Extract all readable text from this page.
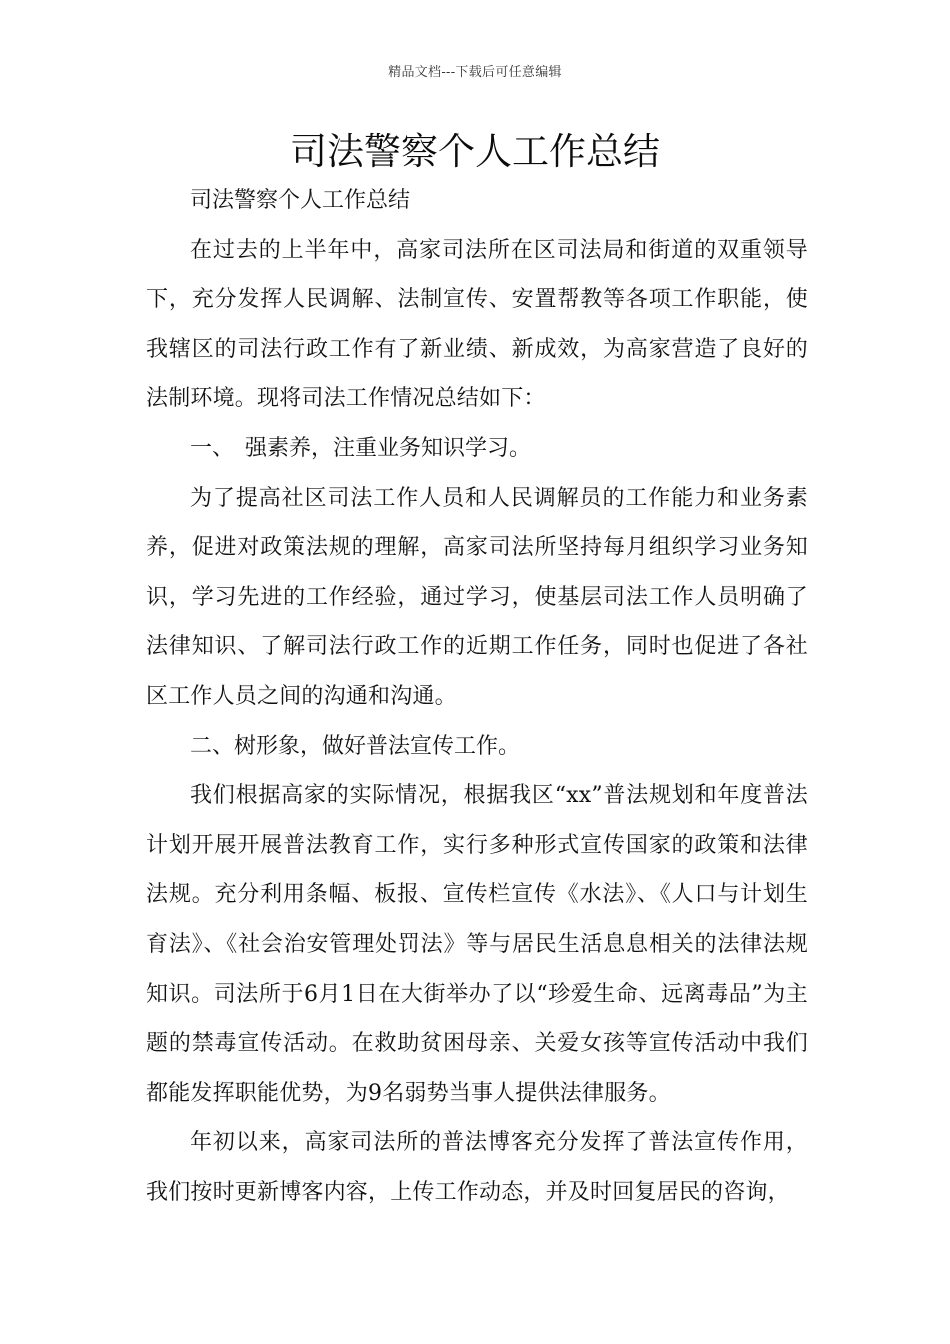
精品文档---下载后可任意编辑
司法警察个人工作总结

司法警察个人工作总结

在过去的上半年中，高家司法所在区司法局和街道的双重领导下，充分发挥人民调解、法制宣传、安置帮教等各项工作职能，使我辖区的司法行政工作有了新业绩、新成效，为高家营造了良好的法制环境。现将司法工作情况总结如下：

一、　强素养，注重业务知识学习。

为了提高社区司法工作人员和人民调解员的工作能力和业务素养，促进对政策法规的理解，高家司法所坚持每月组织学习业务知识，学习先进的工作经验，通过学习，使基层司法工作人员明确了法律知识、了解司法行政工作的近期工作任务，同时也促进了各社区工作人员之间的沟通和沟通。

二、树形象，做好普法宣传工作。

我们根据高家的实际情况，根据我区“xx”普法规划和年度普法计划开展开展普法教育工作，实行多种形式宣传国家的政策和法律法规。充分利用条幅、板报、宣传栏宣传《水法》、《人口与计划生育法》、《社会治安管理处罚法》等与居民生活息息相关的法律法规知识。司法所于6月1日在大街举办了以“珍爱生命、远离毒品”为主题的禁毒宣传活动。在救助贫困母亲、关爱女孩等宣传活动中我们都能发挥职能优势，为9名弱势当事人提供法律服务。

年初以来，高家司法所的普法博客充分发挥了普法宣传作用，我们按时更新博客内容，上传工作动态，并及时回复居民的咨询，
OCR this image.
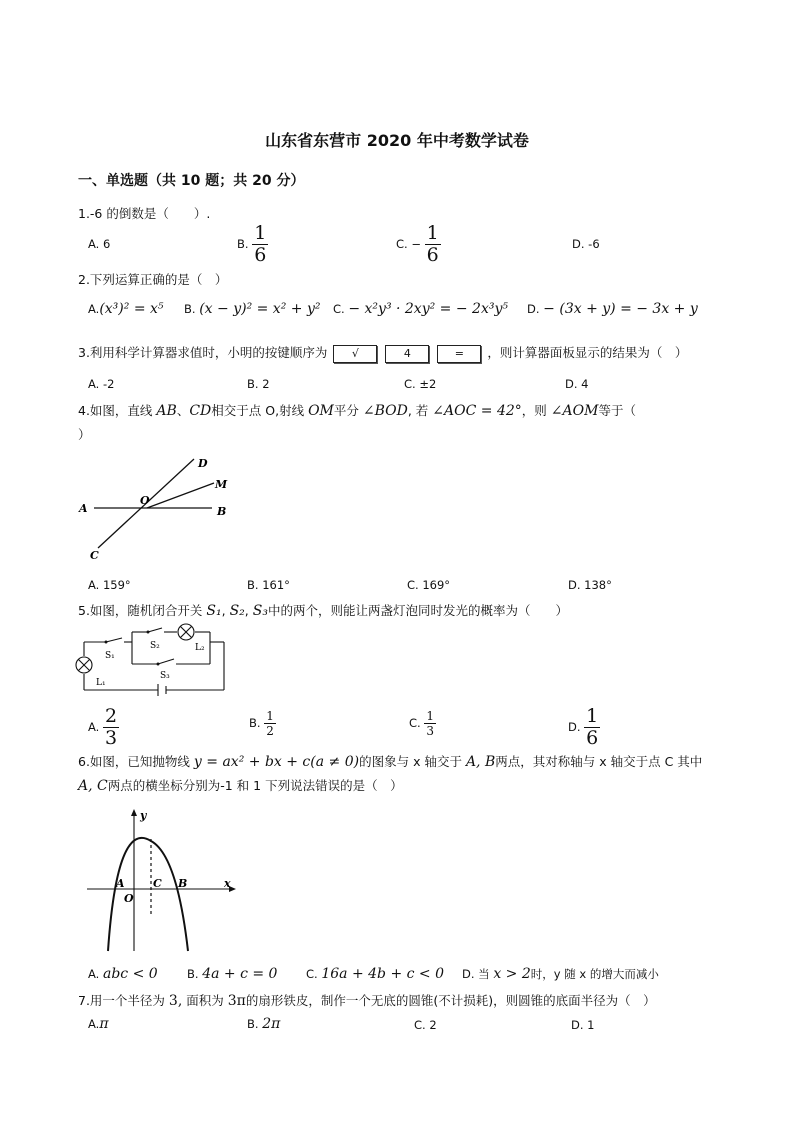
山东省东营市 2020 年中考数学试卷
一、单选题（共 10 题；共 20 分）
1.-6 的倒数是（　　）.
A. 6	B. $\frac{1}{6}$	C. − $\frac{1}{6}$	D. -6
2.下列运算正确的是（　）
A.(x³)² = x⁵ B. (x − y)² = x² + y² C. − x²y³ · 2xy² = − 2x³y⁵ D. − (3x + y) = − 3x + y
3.利用科学计算器求值时，小明的按键顺序为	√
	4
	=	，则计算器面板显示的结果为（　）
A. -2	B. 2	C. ±2	D. 4
4.如图，直线 AB、CD相交于点 O,射线 OM平分 ∠BOD, 若 ∠AOC = 42°，则 ∠AOM等于（
）
A	B
C
D
O
M
A. 159°	B. 161°	C. 169°	D. 138°
5.如图，随机闭合开关 S₁, S₂, S₃中的两个，则能让两盏灯泡同时发光的概率为（　　）
S₁
S₂
S₃
L₁
L₂
A. $\frac{2}{3}$	B. $\frac{1}{2}$	C. $\frac{1}{3}$	D. $\frac{1}{6}$
6.如图，已知抛物线 y = ax² + bx + c(a ≠ 0)的图象与 x 轴交于 A, B两点，其对称轴与 x 轴交于点 C 其中
A, C两点的横坐标分别为-1 和 1 下列说法错误的是（　）
y
x
A
O
C B
A. abc < 0	B. 4a + c = 0 C. 16a + 4b + c < 0 D. 当 x > 2时，y 随 x 的增大而减小
7.用一个半径为 3, 面积为 3π的扇形铁皮，制作一个无底的圆锥(不计损耗)，则圆锥的底面半径为（　）
A.π	B. 2π	C. 2	D. 1
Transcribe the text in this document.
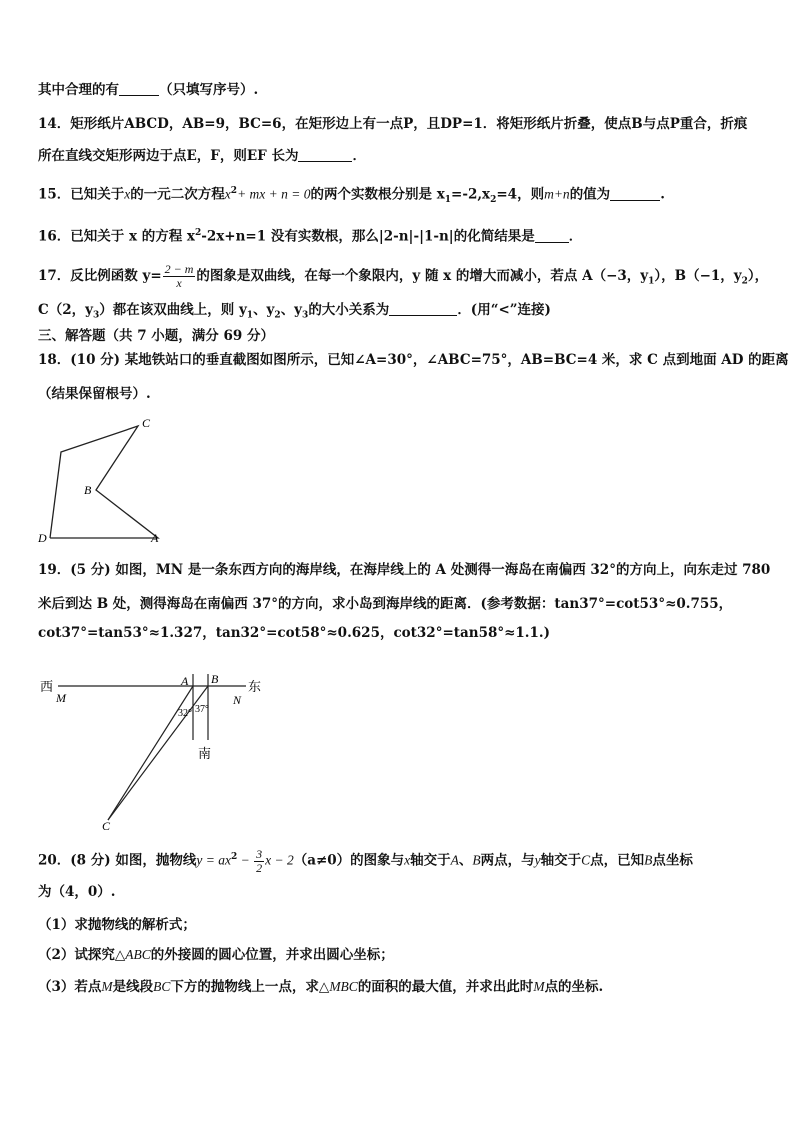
其中合理的有	（只填写序号）.
14．矩形纸片ABCD，AB=9，BC=6，在矩形边上有一点P，且DP=1．将矩形纸片折叠，使点B与点P重合，折痕
所在直线交矩形两边于点E，F，则EF 长为	．
15．已知关于x的一元二次方程$x^2+$ mx + n = 0的两个实数根分别是 $x_1=-2,x_2=4$，则m+n的值为	.
16．已知关于 x 的方程 $x^2-2x+n=1$ 没有实数根，那么|2-n|-|1-n|的化简结果是	．
17．反比例函数 $y= \frac{2 - m}{x}$ 的图象是双曲线，在每一个象限内，y 随 x 的增大而减小，若点 A（−3，$y_1$），B（−1，$y_2$），
C（2，$y_3$）都在该双曲线上，则 $y_1$、$y_2$、$y_3$的大小关系为	．(用“<”连接)
三、解答题（共 7 小题，满分 69 分）
18．(10 分) 某地铁站口的垂直截图如图所示，已知∠A=30°，∠ABC=75°，AB=BC=4 米，求 C 点到地面 AD 的距离
（结果保留根号）.
C
B
D	A
19．(5 分) 如图，MN 是一条东西方向的海岸线，在海岸线上的 A 处测得一海岛在南偏西 32°的方向上，向东走过 780
米后到达 B 处，测得海岛在南偏西 37°的方向，求小岛到海岸线的距离．(参考数据：tan37°=cot53°≈0.755，
cot37°=tan53°≈1.327，tan32°=cot58°≈0.625，cot32°=tan58°≈1.1.)
西
M
A B 东
N
32° 37°
南
C
20．(8 分) 如图，抛物线$y = ax^2 - \frac{3}{2}$ x − 2（a≠0）的图象与x轴交于A、B两点，与y轴交于C点，已知B点坐标
为（4，0）.
（1）求抛物线的解析式；
（2）试探究△ABC的外接圆的圆心位置，并求出圆心坐标；
（3）若点M是线段BC下方的抛物线上一点，求△MBC的面积的最大值，并求出此时M点的坐标.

__Requirement__
Scan the entries above. Copy each line that has the string "text".

__Response below__
Extract all readable text from this page.
Transcribe the text in this document.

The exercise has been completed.